■ Entries provided:

━━━━

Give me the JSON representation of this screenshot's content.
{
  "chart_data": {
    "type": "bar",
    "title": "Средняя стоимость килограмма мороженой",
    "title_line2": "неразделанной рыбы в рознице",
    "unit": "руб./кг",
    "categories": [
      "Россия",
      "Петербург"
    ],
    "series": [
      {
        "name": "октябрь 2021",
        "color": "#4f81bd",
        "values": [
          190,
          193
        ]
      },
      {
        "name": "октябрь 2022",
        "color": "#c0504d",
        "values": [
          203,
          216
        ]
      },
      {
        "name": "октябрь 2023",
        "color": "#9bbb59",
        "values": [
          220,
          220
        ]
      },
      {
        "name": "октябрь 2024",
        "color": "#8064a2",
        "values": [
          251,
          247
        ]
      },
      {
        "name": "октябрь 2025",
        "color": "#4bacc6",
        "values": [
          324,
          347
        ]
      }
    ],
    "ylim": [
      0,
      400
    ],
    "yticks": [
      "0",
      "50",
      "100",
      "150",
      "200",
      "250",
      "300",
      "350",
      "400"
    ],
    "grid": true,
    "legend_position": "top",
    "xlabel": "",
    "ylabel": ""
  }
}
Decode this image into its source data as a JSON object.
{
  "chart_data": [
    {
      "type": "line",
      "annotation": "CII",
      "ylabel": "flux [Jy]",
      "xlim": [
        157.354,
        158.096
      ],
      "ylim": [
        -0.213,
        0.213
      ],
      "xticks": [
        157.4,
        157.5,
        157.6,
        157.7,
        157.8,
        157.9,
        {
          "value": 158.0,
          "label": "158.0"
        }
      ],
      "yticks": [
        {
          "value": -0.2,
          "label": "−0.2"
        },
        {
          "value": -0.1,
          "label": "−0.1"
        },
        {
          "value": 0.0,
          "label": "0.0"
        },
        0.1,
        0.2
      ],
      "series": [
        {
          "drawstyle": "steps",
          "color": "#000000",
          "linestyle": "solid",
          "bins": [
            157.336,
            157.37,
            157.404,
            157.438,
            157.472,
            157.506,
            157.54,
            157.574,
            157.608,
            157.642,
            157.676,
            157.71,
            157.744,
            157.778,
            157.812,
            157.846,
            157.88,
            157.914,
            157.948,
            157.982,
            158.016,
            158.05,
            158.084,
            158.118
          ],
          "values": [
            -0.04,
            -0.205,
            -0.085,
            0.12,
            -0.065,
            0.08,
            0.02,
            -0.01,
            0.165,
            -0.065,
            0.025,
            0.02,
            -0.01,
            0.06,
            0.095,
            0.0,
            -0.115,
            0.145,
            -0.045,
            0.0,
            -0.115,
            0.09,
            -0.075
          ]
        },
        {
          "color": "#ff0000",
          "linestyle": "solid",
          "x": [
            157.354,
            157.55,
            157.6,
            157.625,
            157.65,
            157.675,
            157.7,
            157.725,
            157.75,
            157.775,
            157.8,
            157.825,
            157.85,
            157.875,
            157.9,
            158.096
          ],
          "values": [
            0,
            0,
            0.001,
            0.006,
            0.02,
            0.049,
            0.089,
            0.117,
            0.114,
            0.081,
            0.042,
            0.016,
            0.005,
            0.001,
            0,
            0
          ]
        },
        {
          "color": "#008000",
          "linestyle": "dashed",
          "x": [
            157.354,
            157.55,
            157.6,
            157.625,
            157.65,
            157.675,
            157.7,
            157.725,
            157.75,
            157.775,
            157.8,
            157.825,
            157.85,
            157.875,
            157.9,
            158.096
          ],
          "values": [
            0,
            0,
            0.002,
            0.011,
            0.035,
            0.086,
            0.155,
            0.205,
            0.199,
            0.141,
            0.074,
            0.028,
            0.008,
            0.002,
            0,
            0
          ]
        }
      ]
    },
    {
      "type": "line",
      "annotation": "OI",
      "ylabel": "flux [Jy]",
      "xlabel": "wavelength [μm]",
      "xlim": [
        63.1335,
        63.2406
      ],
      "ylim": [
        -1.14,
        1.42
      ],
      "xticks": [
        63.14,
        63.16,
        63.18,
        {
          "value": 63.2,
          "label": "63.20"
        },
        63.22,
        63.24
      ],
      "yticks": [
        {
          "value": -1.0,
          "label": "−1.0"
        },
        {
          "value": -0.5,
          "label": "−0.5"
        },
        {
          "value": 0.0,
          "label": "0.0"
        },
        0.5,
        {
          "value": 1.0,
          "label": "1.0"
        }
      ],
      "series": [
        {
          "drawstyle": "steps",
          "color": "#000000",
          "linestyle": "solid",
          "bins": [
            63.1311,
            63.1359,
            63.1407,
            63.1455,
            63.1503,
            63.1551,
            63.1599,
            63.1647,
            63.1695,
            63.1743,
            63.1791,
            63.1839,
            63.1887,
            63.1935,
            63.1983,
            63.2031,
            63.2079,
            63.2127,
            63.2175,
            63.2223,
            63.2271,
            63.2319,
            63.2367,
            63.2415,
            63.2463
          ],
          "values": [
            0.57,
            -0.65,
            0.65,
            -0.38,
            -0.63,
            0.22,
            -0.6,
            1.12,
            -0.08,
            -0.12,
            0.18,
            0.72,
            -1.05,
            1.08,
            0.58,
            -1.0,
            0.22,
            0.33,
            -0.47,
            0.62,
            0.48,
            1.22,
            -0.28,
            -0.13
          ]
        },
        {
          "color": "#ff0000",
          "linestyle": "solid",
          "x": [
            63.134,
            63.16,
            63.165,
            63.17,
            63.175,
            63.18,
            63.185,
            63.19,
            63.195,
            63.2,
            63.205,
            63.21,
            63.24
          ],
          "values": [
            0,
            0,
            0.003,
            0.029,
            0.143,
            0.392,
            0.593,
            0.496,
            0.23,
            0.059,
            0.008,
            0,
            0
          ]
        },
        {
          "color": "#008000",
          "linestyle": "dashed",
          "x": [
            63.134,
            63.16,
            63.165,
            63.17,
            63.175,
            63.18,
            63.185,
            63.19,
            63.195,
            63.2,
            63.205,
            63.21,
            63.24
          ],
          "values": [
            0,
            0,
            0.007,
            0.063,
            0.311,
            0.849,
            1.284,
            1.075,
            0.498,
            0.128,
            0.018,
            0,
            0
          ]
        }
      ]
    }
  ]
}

━━━━

■ What you will do: Pull out all lines containing the word "color" from the entries above.

■ The result:
        "color": "#4f81bd",
        "color": "#c0504d",
        "color": "#9bbb59",
        "color": "#8064a2",
        "color": "#4bacc6",
          "color": "#000000",
          "color": "#ff0000",
          "color": "#008000",
          "color": "#000000",
          "color": "#ff0000",
          "color": "#008000",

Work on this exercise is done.